GIVEN EXERCISE: All the data should come back exactly as it was given.

── RECORDS FOR THIS EXERCISE ──

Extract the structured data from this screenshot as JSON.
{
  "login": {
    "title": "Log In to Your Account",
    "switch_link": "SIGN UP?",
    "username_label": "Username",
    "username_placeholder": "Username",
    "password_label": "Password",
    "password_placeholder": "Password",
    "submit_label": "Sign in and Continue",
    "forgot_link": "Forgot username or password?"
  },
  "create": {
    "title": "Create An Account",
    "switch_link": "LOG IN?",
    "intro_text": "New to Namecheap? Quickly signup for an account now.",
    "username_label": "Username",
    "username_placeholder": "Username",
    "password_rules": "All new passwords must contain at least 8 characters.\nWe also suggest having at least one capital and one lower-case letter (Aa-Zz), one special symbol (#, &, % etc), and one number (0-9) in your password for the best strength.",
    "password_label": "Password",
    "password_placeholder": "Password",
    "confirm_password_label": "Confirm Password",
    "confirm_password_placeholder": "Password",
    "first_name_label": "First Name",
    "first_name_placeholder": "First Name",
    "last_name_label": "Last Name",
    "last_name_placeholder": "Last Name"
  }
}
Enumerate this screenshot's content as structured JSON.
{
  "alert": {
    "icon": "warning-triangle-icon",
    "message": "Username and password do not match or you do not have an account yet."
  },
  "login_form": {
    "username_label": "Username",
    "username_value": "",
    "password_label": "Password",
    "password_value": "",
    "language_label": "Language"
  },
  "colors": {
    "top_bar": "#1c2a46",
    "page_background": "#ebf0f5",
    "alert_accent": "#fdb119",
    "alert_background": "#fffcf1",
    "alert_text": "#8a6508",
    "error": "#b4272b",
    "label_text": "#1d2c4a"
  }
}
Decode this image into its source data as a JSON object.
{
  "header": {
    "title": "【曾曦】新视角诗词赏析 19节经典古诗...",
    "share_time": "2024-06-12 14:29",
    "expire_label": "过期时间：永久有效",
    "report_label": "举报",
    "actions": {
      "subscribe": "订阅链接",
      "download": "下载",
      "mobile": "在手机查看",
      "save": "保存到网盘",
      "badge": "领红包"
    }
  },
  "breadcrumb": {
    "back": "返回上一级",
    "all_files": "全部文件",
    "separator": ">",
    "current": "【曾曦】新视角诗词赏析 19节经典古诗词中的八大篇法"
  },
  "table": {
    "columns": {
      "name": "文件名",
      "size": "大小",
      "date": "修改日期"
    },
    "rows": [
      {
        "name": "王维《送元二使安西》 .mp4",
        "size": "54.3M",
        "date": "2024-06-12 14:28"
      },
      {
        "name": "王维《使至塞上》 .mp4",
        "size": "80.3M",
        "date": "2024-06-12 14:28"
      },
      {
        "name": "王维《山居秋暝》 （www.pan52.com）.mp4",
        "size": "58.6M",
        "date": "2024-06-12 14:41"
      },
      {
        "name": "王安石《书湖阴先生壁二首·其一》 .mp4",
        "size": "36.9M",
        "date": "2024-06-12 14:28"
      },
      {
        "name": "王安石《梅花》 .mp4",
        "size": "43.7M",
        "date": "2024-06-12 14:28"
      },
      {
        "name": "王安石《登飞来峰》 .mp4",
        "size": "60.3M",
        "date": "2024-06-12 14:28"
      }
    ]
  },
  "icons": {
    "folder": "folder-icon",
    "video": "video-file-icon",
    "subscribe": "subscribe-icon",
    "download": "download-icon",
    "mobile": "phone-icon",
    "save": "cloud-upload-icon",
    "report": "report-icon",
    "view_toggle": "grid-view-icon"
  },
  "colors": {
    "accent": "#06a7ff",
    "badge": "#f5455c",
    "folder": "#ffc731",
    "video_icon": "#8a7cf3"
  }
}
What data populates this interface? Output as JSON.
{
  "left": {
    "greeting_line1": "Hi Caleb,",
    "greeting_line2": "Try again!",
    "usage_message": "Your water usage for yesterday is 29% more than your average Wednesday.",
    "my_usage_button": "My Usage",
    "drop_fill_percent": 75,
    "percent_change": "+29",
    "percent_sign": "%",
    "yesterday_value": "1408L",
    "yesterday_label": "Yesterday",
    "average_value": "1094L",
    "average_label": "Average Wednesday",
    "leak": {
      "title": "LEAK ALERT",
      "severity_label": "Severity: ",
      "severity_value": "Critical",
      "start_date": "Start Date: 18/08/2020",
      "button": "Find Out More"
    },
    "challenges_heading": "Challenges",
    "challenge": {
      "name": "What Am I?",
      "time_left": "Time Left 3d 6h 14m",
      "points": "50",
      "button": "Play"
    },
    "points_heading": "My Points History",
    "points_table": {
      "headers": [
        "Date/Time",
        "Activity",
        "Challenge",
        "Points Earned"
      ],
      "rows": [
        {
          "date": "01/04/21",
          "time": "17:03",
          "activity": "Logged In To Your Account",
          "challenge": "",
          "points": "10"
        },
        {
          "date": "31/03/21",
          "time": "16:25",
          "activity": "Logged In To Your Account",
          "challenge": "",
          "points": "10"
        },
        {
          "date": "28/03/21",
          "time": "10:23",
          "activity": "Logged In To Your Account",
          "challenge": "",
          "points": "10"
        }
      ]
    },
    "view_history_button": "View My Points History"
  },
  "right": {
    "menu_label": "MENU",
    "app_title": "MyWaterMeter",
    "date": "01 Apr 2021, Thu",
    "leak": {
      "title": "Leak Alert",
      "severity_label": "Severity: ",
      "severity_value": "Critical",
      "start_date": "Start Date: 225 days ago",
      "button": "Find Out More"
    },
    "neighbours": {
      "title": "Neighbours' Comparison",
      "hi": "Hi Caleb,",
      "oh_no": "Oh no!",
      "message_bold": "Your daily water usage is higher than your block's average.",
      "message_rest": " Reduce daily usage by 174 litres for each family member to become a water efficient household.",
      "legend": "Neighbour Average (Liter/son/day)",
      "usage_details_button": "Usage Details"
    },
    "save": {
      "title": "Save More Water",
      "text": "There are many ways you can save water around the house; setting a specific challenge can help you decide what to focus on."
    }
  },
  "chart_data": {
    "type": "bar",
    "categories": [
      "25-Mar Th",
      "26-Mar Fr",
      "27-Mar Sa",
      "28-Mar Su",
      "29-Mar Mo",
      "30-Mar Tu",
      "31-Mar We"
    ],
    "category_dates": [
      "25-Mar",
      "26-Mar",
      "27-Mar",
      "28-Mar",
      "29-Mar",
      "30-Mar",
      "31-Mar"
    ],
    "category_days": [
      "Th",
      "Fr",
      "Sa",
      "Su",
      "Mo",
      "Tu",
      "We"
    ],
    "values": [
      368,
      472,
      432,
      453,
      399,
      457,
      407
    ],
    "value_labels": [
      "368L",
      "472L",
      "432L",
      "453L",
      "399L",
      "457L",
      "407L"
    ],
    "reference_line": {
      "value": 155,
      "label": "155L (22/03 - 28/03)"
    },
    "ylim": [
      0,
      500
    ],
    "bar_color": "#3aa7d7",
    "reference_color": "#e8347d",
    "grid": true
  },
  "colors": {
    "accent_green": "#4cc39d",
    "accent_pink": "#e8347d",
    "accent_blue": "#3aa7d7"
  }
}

───

RESPONSE TO THIS EXERCISE:
Extract the structured data from this screenshot as JSON.
{
  "login": {
    "title": "Log In to Your Account",
    "switch_link": "SIGN UP?",
    "username_label": "Username",
    "username_placeholder": "Username",
    "password_label": "Password",
    "password_placeholder": "Password",
    "submit_label": "Sign in and Continue",
    "forgot_link": "Forgot username or password?"
  },
  "create": {
    "title": "Create An Account",
    "switch_link": "LOG IN?",
    "intro_text": "New to Namecheap? Quickly signup for an account now.",
    "username_label": "Username",
    "username_placeholder": "Username",
    "password_rules": "All new passwords must contain at least 8 characters.\nWe also suggest having at least one capital and one lower-case letter (Aa-Zz), one special symbol (#, &, % etc), and one number (0-9) in your password for the best strength.",
    "password_label": "Password",
    "password_placeholder": "Password",
    "confirm_password_label": "Confirm Password",
    "confirm_password_placeholder": "Password",
    "first_name_label": "First Name",
    "first_name_placeholder": "First Name",
    "last_name_label": "Last Name",
    "last_name_placeholder": "Last Name"
  }
}
Enumerate this screenshot's content as structured JSON.
{
  "alert": {
    "icon": "warning-triangle-icon",
    "message": "Username and password do not match or you do not have an account yet."
  },
  "login_form": {
    "username_label": "Username",
    "username_value": "",
    "password_label": "Password",
    "password_value": "",
    "language_label": "Language"
  },
  "colors": {
    "top_bar": "#1c2a46",
    "page_background": "#ebf0f5",
    "alert_accent": "#fdb119",
    "alert_background": "#fffcf1",
    "alert_text": "#8a6508",
    "error": "#b4272b",
    "label_text": "#1d2c4a"
  }
}
Decode this image into its source data as a JSON object.
{
  "header": {
    "title": "【曾曦】新视角诗词赏析 19节经典古诗...",
    "share_time": "2024-06-12 14:29",
    "expire_label": "过期时间：永久有效",
    "report_label": "举报",
    "actions": {
      "subscribe": "订阅链接",
      "download": "下载",
      "mobile": "在手机查看",
      "save": "保存到网盘",
      "badge": "领红包"
    }
  },
  "breadcrumb": {
    "back": "返回上一级",
    "all_files": "全部文件",
    "separator": ">",
    "current": "【曾曦】新视角诗词赏析 19节经典古诗词中的八大篇法"
  },
  "table": {
    "columns": {
      "name": "文件名",
      "size": "大小",
      "date": "修改日期"
    },
    "rows": [
      {
        "name": "王维《送元二使安西》 .mp4",
        "size": "54.3M",
        "date": "2024-06-12 14:28"
      },
      {
        "name": "王维《使至塞上》 .mp4",
        "size": "80.3M",
        "date": "2024-06-12 14:28"
      },
      {
        "name": "王维《山居秋暝》 （www.pan52.com）.mp4",
        "size": "58.6M",
        "date": "2024-06-12 14:41"
      },
      {
        "name": "王安石《书湖阴先生壁二首·其一》 .mp4",
        "size": "36.9M",
        "date": "2024-06-12 14:28"
      },
      {
        "name": "王安石《梅花》 .mp4",
        "size": "43.7M",
        "date": "2024-06-12 14:28"
      },
      {
        "name": "王安石《登飞来峰》 .mp4",
        "size": "60.3M",
        "date": "2024-06-12 14:28"
      }
    ]
  },
  "icons": {
    "folder": "folder-icon",
    "video": "video-file-icon",
    "subscribe": "subscribe-icon",
    "download": "download-icon",
    "mobile": "phone-icon",
    "save": "cloud-upload-icon",
    "report": "report-icon",
    "view_toggle": "grid-view-icon"
  },
  "colors": {
    "accent": "#06a7ff",
    "badge": "#f5455c",
    "folder": "#ffc731",
    "video_icon": "#8a7cf3"
  }
}
What data populates this interface? Output as JSON.
{
  "left": {
    "greeting_line1": "Hi Caleb,",
    "greeting_line2": "Try again!",
    "usage_message": "Your water usage for yesterday is 29% more than your average Wednesday.",
    "my_usage_button": "My Usage",
    "drop_fill_percent": 75,
    "percent_change": "+29",
    "percent_sign": "%",
    "yesterday_value": "1408L",
    "yesterday_label": "Yesterday",
    "average_value": "1094L",
    "average_label": "Average Wednesday",
    "leak": {
      "title": "LEAK ALERT",
      "severity_label": "Severity: ",
      "severity_value": "Critical",
      "start_date": "Start Date: 18/08/2020",
      "button": "Find Out More"
    },
    "challenges_heading": "Challenges",
    "challenge": {
      "name": "What Am I?",
      "time_left": "Time Left 3d 6h 14m",
      "points": "50",
      "button": "Play"
    },
    "points_heading": "My Points History",
    "points_table": {
      "headers": [
        "Date/Time",
        "Activity",
        "Challenge",
        "Points Earned"
      ],
      "rows": [
        {
          "date": "01/04/21",
          "time": "17:03",
          "activity": "Logged In To Your Account",
          "challenge": "",
          "points": "10"
        },
        {
          "date": "31/03/21",
          "time": "16:25",
          "activity": "Logged In To Your Account",
          "challenge": "",
          "points": "10"
        },
        {
          "date": "28/03/21",
          "time": "10:23",
          "activity": "Logged In To Your Account",
          "challenge": "",
          "points": "10"
        }
      ]
    },
    "view_history_button": "View My Points History"
  },
  "right": {
    "menu_label": "MENU",
    "app_title": "MyWaterMeter",
    "date": "01 Apr 2021, Thu",
    "leak": {
      "title": "Leak Alert",
      "severity_label": "Severity: ",
      "severity_value": "Critical",
      "start_date": "Start Date: 225 days ago",
      "button": "Find Out More"
    },
    "neighbours": {
      "title": "Neighbours' Comparison",
      "hi": "Hi Caleb,",
      "oh_no": "Oh no!",
      "message_bold": "Your daily water usage is higher than your block's average.",
      "message_rest": " Reduce daily usage by 174 litres for each family member to become a water efficient household.",
      "legend": "Neighbour Average (Liter/son/day)",
      "usage_details_button": "Usage Details"
    },
    "save": {
      "title": "Save More Water",
      "text": "There are many ways you can save water around the house; setting a specific challenge can help you decide what to focus on."
    }
  },
  "chart_data": {
    "type": "bar",
    "categories": [
      "25-Mar Th",
      "26-Mar Fr",
      "27-Mar Sa",
      "28-Mar Su",
      "29-Mar Mo",
      "30-Mar Tu",
      "31-Mar We"
    ],
    "category_dates": [
      "25-Mar",
      "26-Mar",
      "27-Mar",
      "28-Mar",
      "29-Mar",
      "30-Mar",
      "31-Mar"
    ],
    "category_days": [
      "Th",
      "Fr",
      "Sa",
      "Su",
      "Mo",
      "Tu",
      "We"
    ],
    "values": [
      368,
      472,
      432,
      453,
      399,
      457,
      407
    ],
    "value_labels": [
      "368L",
      "472L",
      "432L",
      "453L",
      "399L",
      "457L",
      "407L"
    ],
    "reference_line": {
      "value": 155,
      "label": "155L (22/03 - 28/03)"
    },
    "ylim": [
      0,
      500
    ],
    "bar_color": "#3aa7d7",
    "reference_color": "#e8347d",
    "grid": true
  },
  "colors": {
    "accent_green": "#4cc39d",
    "accent_pink": "#e8347d",
    "accent_blue": "#3aa7d7"
  }
}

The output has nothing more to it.